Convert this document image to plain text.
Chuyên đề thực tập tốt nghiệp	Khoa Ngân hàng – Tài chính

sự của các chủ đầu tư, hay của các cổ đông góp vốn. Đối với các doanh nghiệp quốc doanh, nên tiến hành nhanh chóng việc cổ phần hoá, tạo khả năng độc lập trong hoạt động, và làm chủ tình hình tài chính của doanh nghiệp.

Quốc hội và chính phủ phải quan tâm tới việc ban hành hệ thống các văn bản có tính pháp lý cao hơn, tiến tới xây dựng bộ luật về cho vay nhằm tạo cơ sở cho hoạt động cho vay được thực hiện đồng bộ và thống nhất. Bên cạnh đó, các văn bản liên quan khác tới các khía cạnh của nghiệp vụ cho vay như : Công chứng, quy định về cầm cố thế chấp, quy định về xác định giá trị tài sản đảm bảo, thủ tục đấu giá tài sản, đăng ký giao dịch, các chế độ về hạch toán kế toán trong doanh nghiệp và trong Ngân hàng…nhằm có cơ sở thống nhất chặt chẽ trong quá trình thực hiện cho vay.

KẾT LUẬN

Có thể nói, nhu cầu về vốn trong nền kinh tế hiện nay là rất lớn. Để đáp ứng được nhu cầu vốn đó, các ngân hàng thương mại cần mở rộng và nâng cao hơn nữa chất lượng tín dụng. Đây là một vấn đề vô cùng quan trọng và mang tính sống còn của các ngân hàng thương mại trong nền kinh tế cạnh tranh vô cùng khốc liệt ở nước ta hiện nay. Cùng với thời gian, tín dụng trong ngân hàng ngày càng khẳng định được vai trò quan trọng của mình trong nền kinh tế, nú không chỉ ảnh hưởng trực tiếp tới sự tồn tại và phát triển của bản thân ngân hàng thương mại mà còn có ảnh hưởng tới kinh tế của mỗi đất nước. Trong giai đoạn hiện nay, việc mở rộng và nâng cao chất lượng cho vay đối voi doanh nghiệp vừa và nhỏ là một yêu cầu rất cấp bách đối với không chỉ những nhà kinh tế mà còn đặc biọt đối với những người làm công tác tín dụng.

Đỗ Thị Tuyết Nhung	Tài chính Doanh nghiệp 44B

========================

GOAL: Write down every line of the data exactly as it appears above.

COMPLETED EXERCISE:
Convert this document image to plain text.
Chuyên đề thực tập tốt nghiệp	Khoa Ngân hàng – Tài chính

sự của các chủ đầu tư, hay của các cổ đông góp vốn. Đối với các doanh nghiệp quốc doanh, nên tiến hành nhanh chóng việc cổ phần hoá, tạo khả năng độc lập trong hoạt động, và làm chủ tình hình tài chính của doanh nghiệp.

Quốc hội và chính phủ phải quan tâm tới việc ban hành hệ thống các văn bản có tính pháp lý cao hơn, tiến tới xây dựng bộ luật về cho vay nhằm tạo cơ sở cho hoạt động cho vay được thực hiện đồng bộ và thống nhất. Bên cạnh đó, các văn bản liên quan khác tới các khía cạnh của nghiệp vụ cho vay như : Công chứng, quy định về cầm cố thế chấp, quy định về xác định giá trị tài sản đảm bảo, thủ tục đấu giá tài sản, đăng ký giao dịch, các chế độ về hạch toán kế toán trong doanh nghiệp và trong Ngân hàng…nhằm có cơ sở thống nhất chặt chẽ trong quá trình thực hiện cho vay.

KẾT LUẬN

Có thể nói, nhu cầu về vốn trong nền kinh tế hiện nay là rất lớn. Để đáp ứng được nhu cầu vốn đó, các ngân hàng thương mại cần mở rộng và nâng cao hơn nữa chất lượng tín dụng. Đây là một vấn đề vô cùng quan trọng và mang tính sống còn của các ngân hàng thương mại trong nền kinh tế cạnh tranh vô cùng khốc liệt ở nước ta hiện nay. Cùng với thời gian, tín dụng trong ngân hàng ngày càng khẳng định được vai trò quan trọng của mình trong nền kinh tế, nú không chỉ ảnh hưởng trực tiếp tới sự tồn tại và phát triển của bản thân ngân hàng thương mại mà còn có ảnh hưởng tới kinh tế của mỗi đất nước. Trong giai đoạn hiện nay, việc mở rộng và nâng cao chất lượng cho vay đối voi doanh nghiệp vừa và nhỏ là một yêu cầu rất cấp bách đối với không chỉ những nhà kinh tế mà còn đặc biọt đối với những người làm công tác tín dụng.

Đỗ Thị Tuyết Nhung	Tài chính Doanh nghiệp 44B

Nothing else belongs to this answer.